**What you will do:** Will you print the material below without altering a single character?

**Given records:**
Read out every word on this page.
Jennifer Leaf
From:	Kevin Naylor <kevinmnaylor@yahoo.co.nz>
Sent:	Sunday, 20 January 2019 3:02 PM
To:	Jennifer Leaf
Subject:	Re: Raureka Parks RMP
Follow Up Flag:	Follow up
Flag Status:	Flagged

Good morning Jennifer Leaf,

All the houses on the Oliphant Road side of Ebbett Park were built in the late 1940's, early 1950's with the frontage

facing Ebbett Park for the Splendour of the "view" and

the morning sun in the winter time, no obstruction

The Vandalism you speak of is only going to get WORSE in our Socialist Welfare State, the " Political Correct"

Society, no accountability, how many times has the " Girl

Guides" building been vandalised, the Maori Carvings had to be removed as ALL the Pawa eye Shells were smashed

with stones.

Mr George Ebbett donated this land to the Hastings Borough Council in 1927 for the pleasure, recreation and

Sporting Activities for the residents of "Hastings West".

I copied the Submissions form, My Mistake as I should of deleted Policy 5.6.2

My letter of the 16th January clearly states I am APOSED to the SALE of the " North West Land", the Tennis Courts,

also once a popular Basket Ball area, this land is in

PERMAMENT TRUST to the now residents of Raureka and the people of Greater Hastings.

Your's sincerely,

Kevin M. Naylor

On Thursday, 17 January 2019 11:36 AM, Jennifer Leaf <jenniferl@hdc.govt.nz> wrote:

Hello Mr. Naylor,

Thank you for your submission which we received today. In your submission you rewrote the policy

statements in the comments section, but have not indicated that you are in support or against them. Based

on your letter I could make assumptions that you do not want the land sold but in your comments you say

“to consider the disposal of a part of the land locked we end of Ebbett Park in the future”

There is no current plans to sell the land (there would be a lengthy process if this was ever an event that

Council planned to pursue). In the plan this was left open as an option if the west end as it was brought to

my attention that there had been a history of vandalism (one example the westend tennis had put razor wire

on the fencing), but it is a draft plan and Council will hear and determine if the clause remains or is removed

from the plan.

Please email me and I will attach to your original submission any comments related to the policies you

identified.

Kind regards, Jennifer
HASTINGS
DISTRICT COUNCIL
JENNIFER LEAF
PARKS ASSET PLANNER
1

**Complete response:**
Read out every word on this page.
Jennifer Leaf
From:	Kevin Naylor <kevinmnaylor@yahoo.co.nz>
Sent:	Sunday, 20 January 2019 3:02 PM
To:	Jennifer Leaf
Subject:	Re: Raureka Parks RMP
Follow Up Flag:	Follow up
Flag Status:	Flagged

Good morning Jennifer Leaf,

All the houses on the Oliphant Road side of Ebbett Park were built in the late 1940's, early 1950's with the frontage

facing Ebbett Park for the Splendour of the "view" and

the morning sun in the winter time, no obstruction

The Vandalism you speak of is only going to get WORSE in our Socialist Welfare State, the " Political Correct"

Society, no accountability, how many times has the " Girl

Guides" building been vandalised, the Maori Carvings had to be removed as ALL the Pawa eye Shells were smashed

with stones.

Mr George Ebbett donated this land to the Hastings Borough Council in 1927 for the pleasure, recreation and

Sporting Activities for the residents of "Hastings West".

I copied the Submissions form, My Mistake as I should of deleted Policy 5.6.2

My letter of the 16th January clearly states I am APOSED to the SALE of the " North West Land", the Tennis Courts,

also once a popular Basket Ball area, this land is in

PERMAMENT TRUST to the now residents of Raureka and the people of Greater Hastings.

Your's sincerely,

Kevin M. Naylor

On Thursday, 17 January 2019 11:36 AM, Jennifer Leaf <jenniferl@hdc.govt.nz> wrote:

Hello Mr. Naylor,

Thank you for your submission which we received today. In your submission you rewrote the policy

statements in the comments section, but have not indicated that you are in support or against them. Based

on your letter I could make assumptions that you do not want the land sold but in your comments you say

“to consider the disposal of a part of the land locked we end of Ebbett Park in the future”

There is no current plans to sell the land (there would be a lengthy process if this was ever an event that

Council planned to pursue). In the plan this was left open as an option if the west end as it was brought to

my attention that there had been a history of vandalism (one example the westend tennis had put razor wire

on the fencing), but it is a draft plan and Council will hear and determine if the clause remains or is removed

from the plan.

Please email me and I will attach to your original submission any comments related to the policies you

identified.

Kind regards, Jennifer
HASTINGS
DISTRICT COUNCIL
JENNIFER LEAF
PARKS ASSET PLANNER
1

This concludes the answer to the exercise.